THE REQUEST -> Copy all records verbatim.

MATERIAL FOR THIS EXERCISE ->
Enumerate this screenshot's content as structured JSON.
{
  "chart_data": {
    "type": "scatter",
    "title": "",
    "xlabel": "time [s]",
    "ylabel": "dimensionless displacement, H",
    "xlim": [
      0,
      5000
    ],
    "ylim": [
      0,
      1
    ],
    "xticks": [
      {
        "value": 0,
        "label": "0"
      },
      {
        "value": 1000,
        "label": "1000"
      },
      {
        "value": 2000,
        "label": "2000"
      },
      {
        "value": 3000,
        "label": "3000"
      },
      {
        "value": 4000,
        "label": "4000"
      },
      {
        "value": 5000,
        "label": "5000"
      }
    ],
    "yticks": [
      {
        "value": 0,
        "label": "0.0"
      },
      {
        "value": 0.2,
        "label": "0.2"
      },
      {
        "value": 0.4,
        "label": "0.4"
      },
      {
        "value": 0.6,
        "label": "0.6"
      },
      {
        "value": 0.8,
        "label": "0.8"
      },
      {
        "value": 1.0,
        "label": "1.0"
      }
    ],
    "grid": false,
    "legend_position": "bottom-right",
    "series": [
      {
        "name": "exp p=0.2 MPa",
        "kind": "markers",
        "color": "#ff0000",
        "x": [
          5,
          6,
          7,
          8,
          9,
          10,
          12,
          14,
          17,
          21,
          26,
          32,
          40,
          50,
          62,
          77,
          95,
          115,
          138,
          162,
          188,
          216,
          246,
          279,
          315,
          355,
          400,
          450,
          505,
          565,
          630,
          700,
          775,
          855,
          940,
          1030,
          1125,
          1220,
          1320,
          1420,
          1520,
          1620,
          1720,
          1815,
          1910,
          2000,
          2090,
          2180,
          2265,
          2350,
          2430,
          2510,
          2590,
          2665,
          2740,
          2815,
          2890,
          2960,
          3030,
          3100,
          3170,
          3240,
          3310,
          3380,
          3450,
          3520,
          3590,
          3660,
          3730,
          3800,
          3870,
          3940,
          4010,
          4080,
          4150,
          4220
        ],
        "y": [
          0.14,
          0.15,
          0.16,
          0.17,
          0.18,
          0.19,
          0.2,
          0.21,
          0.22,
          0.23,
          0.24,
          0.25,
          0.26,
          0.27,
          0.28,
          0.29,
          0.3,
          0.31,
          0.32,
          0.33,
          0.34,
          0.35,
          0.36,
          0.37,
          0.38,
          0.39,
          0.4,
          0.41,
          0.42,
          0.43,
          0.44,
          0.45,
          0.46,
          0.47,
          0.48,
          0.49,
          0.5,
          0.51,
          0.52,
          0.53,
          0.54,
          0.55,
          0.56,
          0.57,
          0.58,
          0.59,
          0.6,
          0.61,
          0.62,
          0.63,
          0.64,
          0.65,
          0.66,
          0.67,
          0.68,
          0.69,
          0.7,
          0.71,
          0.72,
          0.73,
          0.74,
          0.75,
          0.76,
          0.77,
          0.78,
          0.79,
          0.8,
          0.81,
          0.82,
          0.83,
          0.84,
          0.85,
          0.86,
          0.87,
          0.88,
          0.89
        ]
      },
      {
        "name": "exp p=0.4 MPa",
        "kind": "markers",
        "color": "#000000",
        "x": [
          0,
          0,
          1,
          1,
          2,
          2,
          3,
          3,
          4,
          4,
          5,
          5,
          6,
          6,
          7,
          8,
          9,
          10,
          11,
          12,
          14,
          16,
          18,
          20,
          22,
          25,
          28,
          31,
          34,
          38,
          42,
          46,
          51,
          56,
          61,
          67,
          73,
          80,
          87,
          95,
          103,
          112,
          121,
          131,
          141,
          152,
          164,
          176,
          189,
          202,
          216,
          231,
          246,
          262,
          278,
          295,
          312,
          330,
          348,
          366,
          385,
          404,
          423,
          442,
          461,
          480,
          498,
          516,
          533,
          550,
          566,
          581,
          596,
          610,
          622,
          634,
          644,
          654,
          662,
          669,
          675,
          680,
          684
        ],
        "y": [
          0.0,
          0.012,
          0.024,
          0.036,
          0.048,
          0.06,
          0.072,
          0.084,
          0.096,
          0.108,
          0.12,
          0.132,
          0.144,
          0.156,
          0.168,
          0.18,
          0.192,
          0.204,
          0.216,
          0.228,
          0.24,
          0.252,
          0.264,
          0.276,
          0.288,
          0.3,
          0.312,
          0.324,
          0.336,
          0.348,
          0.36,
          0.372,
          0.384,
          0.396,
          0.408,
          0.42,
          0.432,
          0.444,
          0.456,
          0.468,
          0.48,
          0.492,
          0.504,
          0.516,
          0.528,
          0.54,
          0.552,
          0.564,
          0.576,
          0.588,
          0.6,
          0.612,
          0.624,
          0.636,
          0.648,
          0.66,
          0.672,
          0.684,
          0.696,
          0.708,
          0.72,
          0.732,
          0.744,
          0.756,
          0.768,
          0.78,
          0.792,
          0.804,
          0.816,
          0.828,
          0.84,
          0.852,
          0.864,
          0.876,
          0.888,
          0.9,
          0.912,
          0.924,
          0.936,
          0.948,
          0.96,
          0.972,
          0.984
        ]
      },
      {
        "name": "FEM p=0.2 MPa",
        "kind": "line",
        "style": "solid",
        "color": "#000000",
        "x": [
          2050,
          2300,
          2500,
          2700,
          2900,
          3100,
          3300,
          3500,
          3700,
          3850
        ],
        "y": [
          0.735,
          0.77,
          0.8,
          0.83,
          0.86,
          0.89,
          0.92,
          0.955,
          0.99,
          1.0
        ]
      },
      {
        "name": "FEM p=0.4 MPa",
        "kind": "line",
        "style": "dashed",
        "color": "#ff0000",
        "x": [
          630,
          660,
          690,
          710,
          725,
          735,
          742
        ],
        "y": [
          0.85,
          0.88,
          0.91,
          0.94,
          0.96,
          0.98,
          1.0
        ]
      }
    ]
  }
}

REPLY ->
Enumerate this screenshot's content as structured JSON.
{
  "chart_data": {
    "type": "scatter",
    "title": "",
    "xlabel": "time [s]",
    "ylabel": "dimensionless displacement, H",
    "xlim": [
      0,
      5000
    ],
    "ylim": [
      0,
      1
    ],
    "xticks": [
      {
        "value": 0,
        "label": "0"
      },
      {
        "value": 1000,
        "label": "1000"
      },
      {
        "value": 2000,
        "label": "2000"
      },
      {
        "value": 3000,
        "label": "3000"
      },
      {
        "value": 4000,
        "label": "4000"
      },
      {
        "value": 5000,
        "label": "5000"
      }
    ],
    "yticks": [
      {
        "value": 0,
        "label": "0.0"
      },
      {
        "value": 0.2,
        "label": "0.2"
      },
      {
        "value": 0.4,
        "label": "0.4"
      },
      {
        "value": 0.6,
        "label": "0.6"
      },
      {
        "value": 0.8,
        "label": "0.8"
      },
      {
        "value": 1.0,
        "label": "1.0"
      }
    ],
    "grid": false,
    "legend_position": "bottom-right",
    "series": [
      {
        "name": "exp p=0.2 MPa",
        "kind": "markers",
        "color": "#ff0000",
        "x": [
          5,
          6,
          7,
          8,
          9,
          10,
          12,
          14,
          17,
          21,
          26,
          32,
          40,
          50,
          62,
          77,
          95,
          115,
          138,
          162,
          188,
          216,
          246,
          279,
          315,
          355,
          400,
          450,
          505,
          565,
          630,
          700,
          775,
          855,
          940,
          1030,
          1125,
          1220,
          1320,
          1420,
          1520,
          1620,
          1720,
          1815,
          1910,
          2000,
          2090,
          2180,
          2265,
          2350,
          2430,
          2510,
          2590,
          2665,
          2740,
          2815,
          2890,
          2960,
          3030,
          3100,
          3170,
          3240,
          3310,
          3380,
          3450,
          3520,
          3590,
          3660,
          3730,
          3800,
          3870,
          3940,
          4010,
          4080,
          4150,
          4220
        ],
        "y": [
          0.14,
          0.15,
          0.16,
          0.17,
          0.18,
          0.19,
          0.2,
          0.21,
          0.22,
          0.23,
          0.24,
          0.25,
          0.26,
          0.27,
          0.28,
          0.29,
          0.3,
          0.31,
          0.32,
          0.33,
          0.34,
          0.35,
          0.36,
          0.37,
          0.38,
          0.39,
          0.4,
          0.41,
          0.42,
          0.43,
          0.44,
          0.45,
          0.46,
          0.47,
          0.48,
          0.49,
          0.5,
          0.51,
          0.52,
          0.53,
          0.54,
          0.55,
          0.56,
          0.57,
          0.58,
          0.59,
          0.6,
          0.61,
          0.62,
          0.63,
          0.64,
          0.65,
          0.66,
          0.67,
          0.68,
          0.69,
          0.7,
          0.71,
          0.72,
          0.73,
          0.74,
          0.75,
          0.76,
          0.77,
          0.78,
          0.79,
          0.8,
          0.81,
          0.82,
          0.83,
          0.84,
          0.85,
          0.86,
          0.87,
          0.88,
          0.89
        ]
      },
      {
        "name": "exp p=0.4 MPa",
        "kind": "markers",
        "color": "#000000",
        "x": [
          0,
          0,
          1,
          1,
          2,
          2,
          3,
          3,
          4,
          4,
          5,
          5,
          6,
          6,
          7,
          8,
          9,
          10,
          11,
          12,
          14,
          16,
          18,
          20,
          22,
          25,
          28,
          31,
          34,
          38,
          42,
          46,
          51,
          56,
          61,
          67,
          73,
          80,
          87,
          95,
          103,
          112,
          121,
          131,
          141,
          152,
          164,
          176,
          189,
          202,
          216,
          231,
          246,
          262,
          278,
          295,
          312,
          330,
          348,
          366,
          385,
          404,
          423,
          442,
          461,
          480,
          498,
          516,
          533,
          550,
          566,
          581,
          596,
          610,
          622,
          634,
          644,
          654,
          662,
          669,
          675,
          680,
          684
        ],
        "y": [
          0.0,
          0.012,
          0.024,
          0.036,
          0.048,
          0.06,
          0.072,
          0.084,
          0.096,
          0.108,
          0.12,
          0.132,
          0.144,
          0.156,
          0.168,
          0.18,
          0.192,
          0.204,
          0.216,
          0.228,
          0.24,
          0.252,
          0.264,
          0.276,
          0.288,
          0.3,
          0.312,
          0.324,
          0.336,
          0.348,
          0.36,
          0.372,
          0.384,
          0.396,
          0.408,
          0.42,
          0.432,
          0.444,
          0.456,
          0.468,
          0.48,
          0.492,
          0.504,
          0.516,
          0.528,
          0.54,
          0.552,
          0.564,
          0.576,
          0.588,
          0.6,
          0.612,
          0.624,
          0.636,
          0.648,
          0.66,
          0.672,
          0.684,
          0.696,
          0.708,
          0.72,
          0.732,
          0.744,
          0.756,
          0.768,
          0.78,
          0.792,
          0.804,
          0.816,
          0.828,
          0.84,
          0.852,
          0.864,
          0.876,
          0.888,
          0.9,
          0.912,
          0.924,
          0.936,
          0.948,
          0.96,
          0.972,
          0.984
        ]
      },
      {
        "name": "FEM p=0.2 MPa",
        "kind": "line",
        "style": "solid",
        "color": "#000000",
        "x": [
          2050,
          2300,
          2500,
          2700,
          2900,
          3100,
          3300,
          3500,
          3700,
          3850
        ],
        "y": [
          0.735,
          0.77,
          0.8,
          0.83,
          0.86,
          0.89,
          0.92,
          0.955,
          0.99,
          1.0
        ]
      },
      {
        "name": "FEM p=0.4 MPa",
        "kind": "line",
        "style": "dashed",
        "color": "#ff0000",
        "x": [
          630,
          660,
          690,
          710,
          725,
          735,
          742
        ],
        "y": [
          0.85,
          0.88,
          0.91,
          0.94,
          0.96,
          0.98,
          1.0
        ]
      }
    ]
  }
}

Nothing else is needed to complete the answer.